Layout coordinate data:
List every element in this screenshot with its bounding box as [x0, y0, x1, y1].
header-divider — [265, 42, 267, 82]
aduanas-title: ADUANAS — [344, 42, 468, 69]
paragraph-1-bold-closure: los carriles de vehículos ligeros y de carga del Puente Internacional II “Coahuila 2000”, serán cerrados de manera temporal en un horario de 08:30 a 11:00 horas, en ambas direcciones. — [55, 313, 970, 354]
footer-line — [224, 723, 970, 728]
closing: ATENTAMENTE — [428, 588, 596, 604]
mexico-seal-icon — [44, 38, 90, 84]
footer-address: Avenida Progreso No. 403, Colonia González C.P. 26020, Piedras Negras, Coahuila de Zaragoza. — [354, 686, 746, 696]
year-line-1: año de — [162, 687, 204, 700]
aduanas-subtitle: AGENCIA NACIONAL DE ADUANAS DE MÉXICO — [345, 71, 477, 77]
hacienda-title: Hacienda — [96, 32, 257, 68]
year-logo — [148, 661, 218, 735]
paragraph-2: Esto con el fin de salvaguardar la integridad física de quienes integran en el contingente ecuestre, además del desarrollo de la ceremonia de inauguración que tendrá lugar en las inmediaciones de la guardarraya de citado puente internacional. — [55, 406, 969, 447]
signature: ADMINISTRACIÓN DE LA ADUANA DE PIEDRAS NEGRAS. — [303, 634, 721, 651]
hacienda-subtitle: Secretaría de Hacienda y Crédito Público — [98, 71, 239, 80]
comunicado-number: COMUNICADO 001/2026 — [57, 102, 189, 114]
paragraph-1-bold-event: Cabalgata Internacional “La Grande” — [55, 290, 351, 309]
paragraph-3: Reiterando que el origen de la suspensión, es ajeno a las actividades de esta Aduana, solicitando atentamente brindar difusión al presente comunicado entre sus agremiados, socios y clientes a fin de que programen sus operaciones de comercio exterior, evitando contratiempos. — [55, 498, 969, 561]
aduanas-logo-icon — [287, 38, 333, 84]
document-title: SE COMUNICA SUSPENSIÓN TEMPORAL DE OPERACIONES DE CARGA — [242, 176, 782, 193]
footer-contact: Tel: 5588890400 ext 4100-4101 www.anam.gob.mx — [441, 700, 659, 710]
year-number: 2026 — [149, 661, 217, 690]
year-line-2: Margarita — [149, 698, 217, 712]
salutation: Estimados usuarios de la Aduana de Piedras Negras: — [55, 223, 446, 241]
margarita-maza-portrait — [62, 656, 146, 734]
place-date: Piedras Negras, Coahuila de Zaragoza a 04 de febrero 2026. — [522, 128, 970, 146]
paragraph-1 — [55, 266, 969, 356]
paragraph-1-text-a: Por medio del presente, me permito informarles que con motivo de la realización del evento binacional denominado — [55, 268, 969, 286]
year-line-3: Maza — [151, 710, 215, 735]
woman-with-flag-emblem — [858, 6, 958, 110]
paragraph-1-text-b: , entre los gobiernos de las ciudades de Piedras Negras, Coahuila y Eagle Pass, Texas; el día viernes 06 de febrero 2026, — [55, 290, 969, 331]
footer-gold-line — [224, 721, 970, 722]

• **WRITTEN PROBLEM**
Set down every line of the material above without changing a single character.

• **RESULT BELOW**
List every element in this screenshot with its bounding box as [x0, y0, x1, y1].
header-divider — [265, 42, 267, 82]
aduanas-title: ADUANAS — [344, 42, 468, 69]
paragraph-1-bold-closure: los carriles de vehículos ligeros y de carga del Puente Internacional II “Coahuila 2000”, serán cerrados de manera temporal en un horario de 08:30 a 11:00 horas, en ambas direcciones. — [55, 313, 970, 354]
footer-line — [224, 723, 970, 728]
closing: ATENTAMENTE — [428, 588, 596, 604]
mexico-seal-icon — [44, 38, 90, 84]
footer-address: Avenida Progreso No. 403, Colonia González C.P. 26020, Piedras Negras, Coahuila de Zaragoza. — [354, 686, 746, 696]
year-line-1: año de — [162, 687, 204, 700]
aduanas-subtitle: AGENCIA NACIONAL DE ADUANAS DE MÉXICO — [345, 71, 477, 77]
hacienda-title: Hacienda — [96, 32, 257, 68]
year-logo — [148, 661, 218, 735]
paragraph-2: Esto con el fin de salvaguardar la integridad física de quienes integran en el contingente ecuestre, además del desarrollo de la ceremonia de inauguración que tendrá lugar en las inmediaciones de la guardarraya de citado puente internacional. — [55, 406, 969, 447]
signature: ADMINISTRACIÓN DE LA ADUANA DE PIEDRAS NEGRAS. — [303, 634, 721, 651]
hacienda-subtitle: Secretaría de Hacienda y Crédito Público — [98, 71, 239, 80]
comunicado-number: COMUNICADO 001/2026 — [57, 102, 189, 114]
paragraph-1-bold-event: Cabalgata Internacional “La Grande” — [55, 290, 351, 309]
paragraph-3: Reiterando que el origen de la suspensión, es ajeno a las actividades de esta Aduana, solicitando atentamente brindar difusión al presente comunicado entre sus agremiados, socios y clientes a fin de que programen sus operaciones de comercio exterior, evitando contratiempos. — [55, 498, 969, 561]
aduanas-logo-icon — [287, 38, 333, 84]
document-title: SE COMUNICA SUSPENSIÓN TEMPORAL DE OPERACIONES DE CARGA — [242, 176, 782, 193]
footer-contact: Tel: 5588890400 ext 4100-4101 www.anam.gob.mx — [441, 700, 659, 710]
year-number: 2026 — [149, 661, 217, 690]
year-line-2: Margarita — [149, 698, 217, 712]
salutation: Estimados usuarios de la Aduana de Piedras Negras: — [55, 223, 446, 241]
margarita-maza-portrait — [62, 656, 146, 734]
place-date: Piedras Negras, Coahuila de Zaragoza a 04 de febrero 2026. — [522, 128, 970, 146]
paragraph-1 — [55, 266, 969, 356]
paragraph-1-text-a: Por medio del presente, me permito informarles que con motivo de la realización del evento binacional denominado — [55, 268, 969, 286]
year-line-3: Maza — [151, 710, 215, 735]
woman-with-flag-emblem — [858, 6, 958, 110]
paragraph-1-text-b: , entre los gobiernos de las ciudades de Piedras Negras, Coahuila y Eagle Pass, Texas; el día viernes 06 de febrero 2026, — [55, 290, 969, 331]
footer-gold-line — [224, 721, 970, 722]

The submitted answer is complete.